- [Written instruction]: Pull out every line in the rows below that contains the word "Hospitaln".
----------------
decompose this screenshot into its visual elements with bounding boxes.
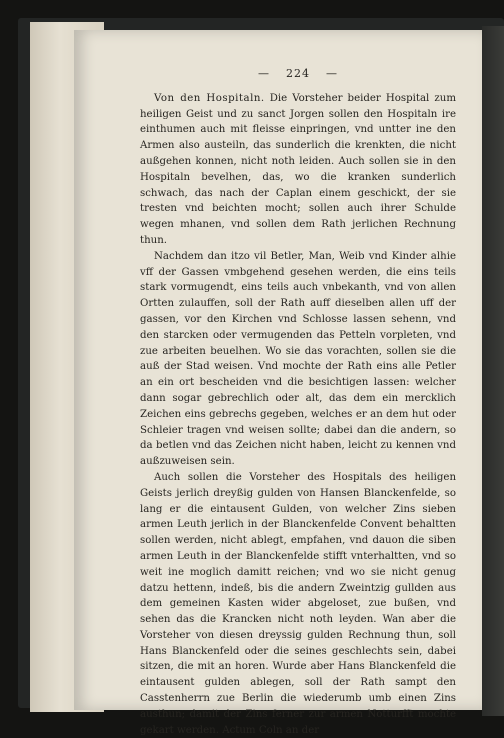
paragraph [140, 249, 456, 470]
page-number: — 224 — [258, 67, 338, 80]
paragraph [140, 470, 456, 738]
paragraph [140, 91, 456, 249]
section-heading: Von den Hospitaln. [154, 92, 265, 104]
paragraph-text: Nachdem dan itzo vil Betler, Man, Weib vnd Kinder alhie vff der Gassen vmbgehend gesehen werden, die eins teils stark vormugendt, eins teils auch vnbekanth, vnd von allen Ortten zulauffen, soll der Rath auff dieselben allen uff der gassen, vor den Kirchen vnd Schlosse lassen sehenn, vnd den starcken oder vermugenden das Petteln vorpleten, vnd zue arbeiten beuelhen. Wo sie das vorachten, sollen sie die auß der Stad weisen. Vnd mochte der Rath eins alle Petler an ein ort bescheiden vnd die besichtigen lassen: welcher dann sogar gebrechlich oder alt, das dem ein mercklich Zeichen eins gebrechs gegeben, welches er an dem hut oder Schleier tragen vnd weisen sollte; dabei dan die andern, so da betlen vnd das Zeichen nicht haben, leicht zu kennen vnd außzuweisen sein. [140, 250, 456, 468]
right-cover-edge [482, 26, 504, 716]
paragraph-text: Die Vorsteher beider Hospital zum heiligen Geist und zu sanct Jorgen sollen den Hospitaln ire einthumen auch mit fleisse einpringen, vnd untter ine den Armen also austeiln, das sunderlich die krenkten, die nicht außgehen konnen, nicht noth leiden. Auch sollen sie in den Hospitaln bevelhen, das, wo die kranken sunderlich schwach, das nach der Caplan einem geschickt, der sie tresten vnd beichten mocht; sollen auch ihrer Schulde wegen mhanen, vnd sollen dem Rath jerlichen Rechnung thun. [140, 92, 456, 246]
page-text [140, 66, 456, 738]
paragraph-text: Auch sollen die Vorsteher des Hospitals des heiligen Geists jerlich dreyßig gulden von Hansen Blanckenfelde, so lang er die eintausent Gulden, von welcher Zins sieben armen Leuth jerlich in der Blanckenfelde Convent behaltten sollen werden, nicht ablegt, empfahen, vnd dauon die siben armen Leuth in der Blanckenfelde stifft vnterhaltten, vnd so weit ine moglich damitt reichen; vnd wo sie nicht genug datzu hettenn, indeß, bis die andern Zweintzig gullden aus dem gemeinen Kasten wider abgeloset, zue bußen, vnd sehen das die Krancken nicht noth leyden. Wan aber die Vorsteher von diesen dreyssig gulden Rechnung thun, soll Hans Blanckenfeld oder die seines geschlechts sein, dabei sitzen, die mit an horen. Wurde aber Hans Blanckenfeld die eintausent gulden ablegen, soll der Rath sampt den Casstenherrn zue Berlin die wiederumb umb einen Zins austhun; damit der Zins ferner zur armen Notturfft mochte gekart werden. Actum Coln an der [140, 471, 456, 736]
----------------
- [Output of the exercise]:
section-heading: Von den Hospitaln. [154, 92, 265, 104]
paragraph-text: Die Vorsteher beider Hospital zum heiligen Geist und zu sanct Jorgen sollen den Hospitaln ire einthumen auch mit fleisse einpringen, vnd untter ine den Armen also austeiln, das sunderlich die krenkten, die nicht außgehen konnen, nicht noth leiden. Auch sollen sie in den Hospitaln bevelhen, das, wo die kranken sunderlich schwach, das nach der Caplan einem geschickt, der sie tresten vnd beichten mocht; sollen auch ihrer Schulde wegen mhanen, vnd sollen dem Rath jerlichen Rechnung thun. [140, 92, 456, 246]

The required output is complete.